# DIRECTIONS FOR THIS TASK:
Make an exact transcription of the material, leaving out all images.

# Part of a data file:
----------------------------------------

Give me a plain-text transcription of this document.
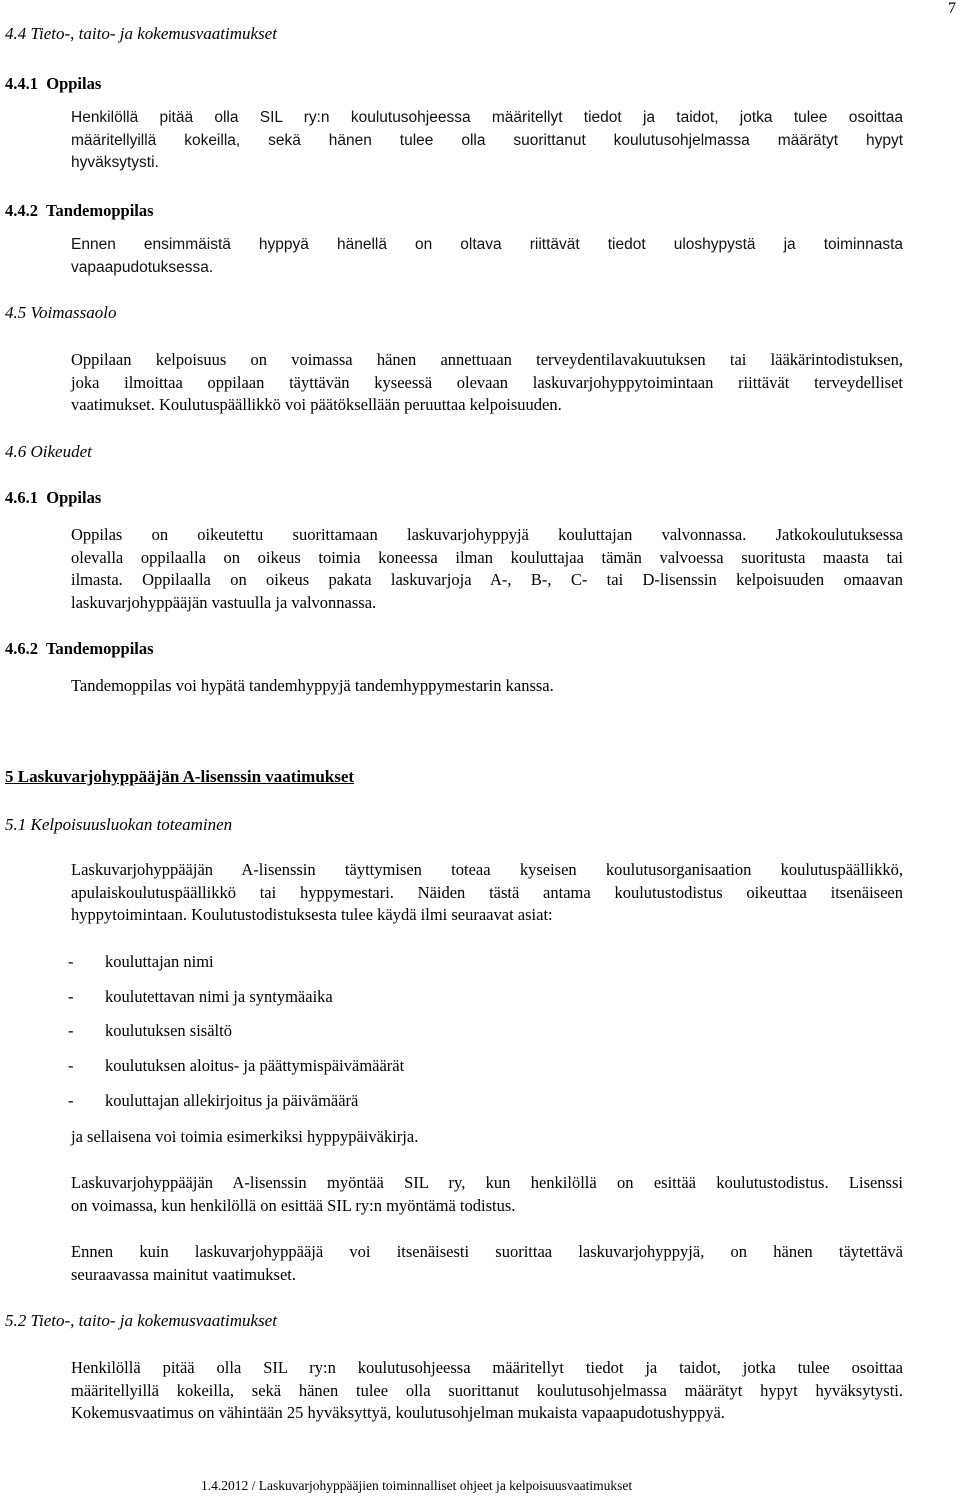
7
4.4 Tieto-, taito- ja kokemusvaatimukset
4.4.1 Oppilas
Henkilöllä pitää olla SIL ry:n koulutusohjeessa määritellyt tiedot ja taidot, jotka tulee osoittaa
määritellyillä kokeilla, sekä hänen tulee olla suorittanut koulutusohjelmassa määrätyt hypyt
hyväksytysti.
4.4.2 Tandemoppilas
Ennen ensimmäistä hyppyä hänellä on oltava riittävät tiedot uloshypystä ja toiminnasta
vapaapudotuksessa.
4.5 Voimassaolo
Oppilaan kelpoisuus on voimassa hänen annettuaan terveydentilavakuutuksen tai lääkärintodistuksen,
joka ilmoittaa oppilaan täyttävän kyseessä olevaan laskuvarjohyppytoimintaan riittävät terveydelliset
vaatimukset. Koulutuspäällikkö voi päätöksellään peruuttaa kelpoisuuden.
4.6 Oikeudet
4.6.1 Oppilas
Oppilas on oikeutettu suorittamaan laskuvarjohyppyjä kouluttajan valvonnassa. Jatkokoulutuksessa
olevalla oppilaalla on oikeus toimia koneessa ilman kouluttajaa tämän valvoessa suoritusta maasta tai
ilmasta. Oppilaalla on oikeus pakata laskuvarjoja A-, B-, C- tai D-lisenssin kelpoisuuden omaavan
laskuvarjohyppääjän vastuulla ja valvonnassa.
4.6.2 Tandemoppilas
Tandemoppilas voi hypätä tandemhyppyjä tandemhyppymestarin kanssa.
5 Laskuvarjohyppääjän A-lisenssin vaatimukset
5.1 Kelpoisuusluokan toteaminen
Laskuvarjohyppääjän A-lisenssin täyttymisen toteaa kyseisen koulutusorganisaation koulutuspäällikkö,
apulaiskoulutuspäällikkö tai hyppymestari. Näiden tästä antama koulutustodistus oikeuttaa itsenäiseen
hyppytoimintaan. Koulutustodistuksesta tulee käydä ilmi seuraavat asiat:
- kouluttajan nimi
- koulutettavan nimi ja syntymäaika
- koulutuksen sisältö
- koulutuksen aloitus- ja päättymispäivämäärät
- kouluttajan allekirjoitus ja päivämäärä
ja sellaisena voi toimia esimerkiksi hyppypäiväkirja.
Laskuvarjohyppääjän A-lisenssin myöntää SIL ry, kun henkilöllä on esittää koulutustodistus. Lisenssi
on voimassa, kun henkilöllä on esittää SIL ry:n myöntämä todistus.
Ennen kuin laskuvarjohyppääjä voi itsenäisesti suorittaa laskuvarjohyppyjä, on hänen täytettävä
seuraavassa mainitut vaatimukset.
5.2 Tieto-, taito- ja kokemusvaatimukset
Henkilöllä pitää olla SIL ry:n koulutusohjeessa määritellyt tiedot ja taidot, jotka tulee osoittaa
määritellyillä kokeilla, sekä hänen tulee olla suorittanut koulutusohjelmassa määrätyt hypyt hyväksytysti.
Kokemusvaatimus on vähintään 25 hyväksyttyä, koulutusohjelman mukaista vapaapudotushyppyä.
1.4.2012 / Laskuvarjohyppääjien toiminnalliset ohjeet ja kelpoisuusvaatimukset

----------------------------------------

# COMPLETE OUTPUT:
Give me a plain-text transcription of this document.
7
4.4 Tieto-, taito- ja kokemusvaatimukset
4.4.1 Oppilas
Henkilöllä pitää olla SIL ry:n koulutusohjeessa määritellyt tiedot ja taidot, jotka tulee osoittaa
määritellyillä kokeilla, sekä hänen tulee olla suorittanut koulutusohjelmassa määrätyt hypyt
hyväksytysti.
4.4.2 Tandemoppilas
Ennen ensimmäistä hyppyä hänellä on oltava riittävät tiedot uloshypystä ja toiminnasta
vapaapudotuksessa.
4.5 Voimassaolo
Oppilaan kelpoisuus on voimassa hänen annettuaan terveydentilavakuutuksen tai lääkärintodistuksen,
joka ilmoittaa oppilaan täyttävän kyseessä olevaan laskuvarjohyppytoimintaan riittävät terveydelliset
vaatimukset. Koulutuspäällikkö voi päätöksellään peruuttaa kelpoisuuden.
4.6 Oikeudet
4.6.1 Oppilas
Oppilas on oikeutettu suorittamaan laskuvarjohyppyjä kouluttajan valvonnassa. Jatkokoulutuksessa
olevalla oppilaalla on oikeus toimia koneessa ilman kouluttajaa tämän valvoessa suoritusta maasta tai
ilmasta. Oppilaalla on oikeus pakata laskuvarjoja A-, B-, C- tai D-lisenssin kelpoisuuden omaavan
laskuvarjohyppääjän vastuulla ja valvonnassa.
4.6.2 Tandemoppilas
Tandemoppilas voi hypätä tandemhyppyjä tandemhyppymestarin kanssa.
5 Laskuvarjohyppääjän A-lisenssin vaatimukset
5.1 Kelpoisuusluokan toteaminen
Laskuvarjohyppääjän A-lisenssin täyttymisen toteaa kyseisen koulutusorganisaation koulutuspäällikkö,
apulaiskoulutuspäällikkö tai hyppymestari. Näiden tästä antama koulutustodistus oikeuttaa itsenäiseen
hyppytoimintaan. Koulutustodistuksesta tulee käydä ilmi seuraavat asiat:
- kouluttajan nimi
- koulutettavan nimi ja syntymäaika
- koulutuksen sisältö
- koulutuksen aloitus- ja päättymispäivämäärät
- kouluttajan allekirjoitus ja päivämäärä
ja sellaisena voi toimia esimerkiksi hyppypäiväkirja.
Laskuvarjohyppääjän A-lisenssin myöntää SIL ry, kun henkilöllä on esittää koulutustodistus. Lisenssi
on voimassa, kun henkilöllä on esittää SIL ry:n myöntämä todistus.
Ennen kuin laskuvarjohyppääjä voi itsenäisesti suorittaa laskuvarjohyppyjä, on hänen täytettävä
seuraavassa mainitut vaatimukset.
5.2 Tieto-, taito- ja kokemusvaatimukset
Henkilöllä pitää olla SIL ry:n koulutusohjeessa määritellyt tiedot ja taidot, jotka tulee osoittaa
määritellyillä kokeilla, sekä hänen tulee olla suorittanut koulutusohjelmassa määrätyt hypyt hyväksytysti.
Kokemusvaatimus on vähintään 25 hyväksyttyä, koulutusohjelman mukaista vapaapudotushyppyä.
1.4.2012 / Laskuvarjohyppääjien toiminnalliset ohjeet ja kelpoisuusvaatimukset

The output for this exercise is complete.